--- Start LISTED RECORDS ---

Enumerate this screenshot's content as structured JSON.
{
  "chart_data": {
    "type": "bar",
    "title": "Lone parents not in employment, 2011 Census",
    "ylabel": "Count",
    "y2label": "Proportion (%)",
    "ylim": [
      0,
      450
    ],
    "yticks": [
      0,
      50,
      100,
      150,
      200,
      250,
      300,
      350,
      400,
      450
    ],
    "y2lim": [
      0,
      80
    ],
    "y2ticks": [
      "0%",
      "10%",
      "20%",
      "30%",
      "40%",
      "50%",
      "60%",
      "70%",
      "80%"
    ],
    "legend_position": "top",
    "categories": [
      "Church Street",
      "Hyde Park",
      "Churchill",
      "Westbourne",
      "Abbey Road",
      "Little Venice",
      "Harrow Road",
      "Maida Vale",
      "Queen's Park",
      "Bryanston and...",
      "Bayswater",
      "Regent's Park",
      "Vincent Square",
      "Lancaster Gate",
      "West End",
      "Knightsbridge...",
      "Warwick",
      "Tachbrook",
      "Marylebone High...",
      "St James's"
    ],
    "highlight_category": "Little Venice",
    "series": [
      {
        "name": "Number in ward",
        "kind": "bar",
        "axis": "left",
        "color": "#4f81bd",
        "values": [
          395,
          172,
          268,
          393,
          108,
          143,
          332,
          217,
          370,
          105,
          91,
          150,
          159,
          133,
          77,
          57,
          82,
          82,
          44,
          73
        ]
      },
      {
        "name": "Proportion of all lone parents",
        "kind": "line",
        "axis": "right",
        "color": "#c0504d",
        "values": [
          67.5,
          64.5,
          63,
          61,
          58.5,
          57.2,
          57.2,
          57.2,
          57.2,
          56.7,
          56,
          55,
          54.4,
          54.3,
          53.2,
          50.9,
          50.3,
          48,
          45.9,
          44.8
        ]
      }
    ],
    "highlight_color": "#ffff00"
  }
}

--- End LISTED RECORDS ---

TASK DIRECTIONS:
Print the listing above in full, exactly as it is.

COMPLETED TASK:
Enumerate this screenshot's content as structured JSON.
{
  "chart_data": {
    "type": "bar",
    "title": "Lone parents not in employment, 2011 Census",
    "ylabel": "Count",
    "y2label": "Proportion (%)",
    "ylim": [
      0,
      450
    ],
    "yticks": [
      0,
      50,
      100,
      150,
      200,
      250,
      300,
      350,
      400,
      450
    ],
    "y2lim": [
      0,
      80
    ],
    "y2ticks": [
      "0%",
      "10%",
      "20%",
      "30%",
      "40%",
      "50%",
      "60%",
      "70%",
      "80%"
    ],
    "legend_position": "top",
    "categories": [
      "Church Street",
      "Hyde Park",
      "Churchill",
      "Westbourne",
      "Abbey Road",
      "Little Venice",
      "Harrow Road",
      "Maida Vale",
      "Queen's Park",
      "Bryanston and...",
      "Bayswater",
      "Regent's Park",
      "Vincent Square",
      "Lancaster Gate",
      "West End",
      "Knightsbridge...",
      "Warwick",
      "Tachbrook",
      "Marylebone High...",
      "St James's"
    ],
    "highlight_category": "Little Venice",
    "series": [
      {
        "name": "Number in ward",
        "kind": "bar",
        "axis": "left",
        "color": "#4f81bd",
        "values": [
          395,
          172,
          268,
          393,
          108,
          143,
          332,
          217,
          370,
          105,
          91,
          150,
          159,
          133,
          77,
          57,
          82,
          82,
          44,
          73
        ]
      },
      {
        "name": "Proportion of all lone parents",
        "kind": "line",
        "axis": "right",
        "color": "#c0504d",
        "values": [
          67.5,
          64.5,
          63,
          61,
          58.5,
          57.2,
          57.2,
          57.2,
          57.2,
          56.7,
          56,
          55,
          54.4,
          54.3,
          53.2,
          50.9,
          50.3,
          48,
          45.9,
          44.8
        ]
      }
    ],
    "highlight_color": "#ffff00"
  }
}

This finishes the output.